Stored records
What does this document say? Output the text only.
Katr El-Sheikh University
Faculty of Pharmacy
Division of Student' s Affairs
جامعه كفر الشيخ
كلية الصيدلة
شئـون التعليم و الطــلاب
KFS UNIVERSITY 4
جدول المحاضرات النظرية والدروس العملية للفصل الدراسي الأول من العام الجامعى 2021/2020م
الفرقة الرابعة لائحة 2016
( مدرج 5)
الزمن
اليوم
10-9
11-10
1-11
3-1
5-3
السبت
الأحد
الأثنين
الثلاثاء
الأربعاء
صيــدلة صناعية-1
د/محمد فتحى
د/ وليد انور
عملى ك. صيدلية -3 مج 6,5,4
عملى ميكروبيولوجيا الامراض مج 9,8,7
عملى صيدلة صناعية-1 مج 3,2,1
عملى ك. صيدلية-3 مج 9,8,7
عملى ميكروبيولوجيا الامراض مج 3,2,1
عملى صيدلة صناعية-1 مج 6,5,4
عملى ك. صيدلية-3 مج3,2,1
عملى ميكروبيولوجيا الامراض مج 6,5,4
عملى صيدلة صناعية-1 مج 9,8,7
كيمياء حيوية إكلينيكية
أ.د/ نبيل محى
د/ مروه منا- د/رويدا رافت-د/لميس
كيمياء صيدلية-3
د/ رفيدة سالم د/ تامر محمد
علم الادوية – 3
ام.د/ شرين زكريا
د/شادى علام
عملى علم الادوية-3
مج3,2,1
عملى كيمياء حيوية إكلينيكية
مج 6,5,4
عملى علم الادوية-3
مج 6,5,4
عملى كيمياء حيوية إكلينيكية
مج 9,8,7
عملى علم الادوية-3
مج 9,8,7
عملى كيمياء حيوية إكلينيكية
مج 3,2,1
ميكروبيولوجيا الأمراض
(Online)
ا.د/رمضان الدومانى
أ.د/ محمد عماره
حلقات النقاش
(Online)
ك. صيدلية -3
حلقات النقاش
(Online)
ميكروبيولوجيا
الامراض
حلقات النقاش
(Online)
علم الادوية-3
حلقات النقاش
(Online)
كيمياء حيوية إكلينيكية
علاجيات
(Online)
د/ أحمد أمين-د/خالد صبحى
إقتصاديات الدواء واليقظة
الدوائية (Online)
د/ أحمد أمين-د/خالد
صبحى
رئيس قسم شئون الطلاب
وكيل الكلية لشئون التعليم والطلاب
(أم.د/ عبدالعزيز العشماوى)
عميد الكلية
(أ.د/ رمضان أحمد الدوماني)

▸ GIVEN REQUEST: Write down every line of the data exactly as it appears above.

▸ EXERCISE RESPONSE:
What does this document say? Output the text only.
Katr El-Sheikh University
Faculty of Pharmacy
Division of Student' s Affairs
جامعه كفر الشيخ
كلية الصيدلة
شئـون التعليم و الطــلاب
KFS UNIVERSITY 4
جدول المحاضرات النظرية والدروس العملية للفصل الدراسي الأول من العام الجامعى 2021/2020م
الفرقة الرابعة لائحة 2016
( مدرج 5)
الزمن
اليوم
10-9
11-10
1-11
3-1
5-3
السبت
الأحد
الأثنين
الثلاثاء
الأربعاء
صيــدلة صناعية-1
د/محمد فتحى
د/ وليد انور
عملى ك. صيدلية -3 مج 6,5,4
عملى ميكروبيولوجيا الامراض مج 9,8,7
عملى صيدلة صناعية-1 مج 3,2,1
عملى ك. صيدلية-3 مج 9,8,7
عملى ميكروبيولوجيا الامراض مج 3,2,1
عملى صيدلة صناعية-1 مج 6,5,4
عملى ك. صيدلية-3 مج3,2,1
عملى ميكروبيولوجيا الامراض مج 6,5,4
عملى صيدلة صناعية-1 مج 9,8,7
كيمياء حيوية إكلينيكية
أ.د/ نبيل محى
د/ مروه منا- د/رويدا رافت-د/لميس
كيمياء صيدلية-3
د/ رفيدة سالم د/ تامر محمد
علم الادوية – 3
ام.د/ شرين زكريا
د/شادى علام
عملى علم الادوية-3
مج3,2,1
عملى كيمياء حيوية إكلينيكية
مج 6,5,4
عملى علم الادوية-3
مج 6,5,4
عملى كيمياء حيوية إكلينيكية
مج 9,8,7
عملى علم الادوية-3
مج 9,8,7
عملى كيمياء حيوية إكلينيكية
مج 3,2,1
ميكروبيولوجيا الأمراض
(Online)
ا.د/رمضان الدومانى
أ.د/ محمد عماره
حلقات النقاش
(Online)
ك. صيدلية -3
حلقات النقاش
(Online)
ميكروبيولوجيا
الامراض
حلقات النقاش
(Online)
علم الادوية-3
حلقات النقاش
(Online)
كيمياء حيوية إكلينيكية
علاجيات
(Online)
د/ أحمد أمين-د/خالد صبحى
إقتصاديات الدواء واليقظة
الدوائية (Online)
د/ أحمد أمين-د/خالد
صبحى
رئيس قسم شئون الطلاب
وكيل الكلية لشئون التعليم والطلاب
(أم.د/ عبدالعزيز العشماوى)
عميد الكلية
(أ.د/ رمضان أحمد الدوماني)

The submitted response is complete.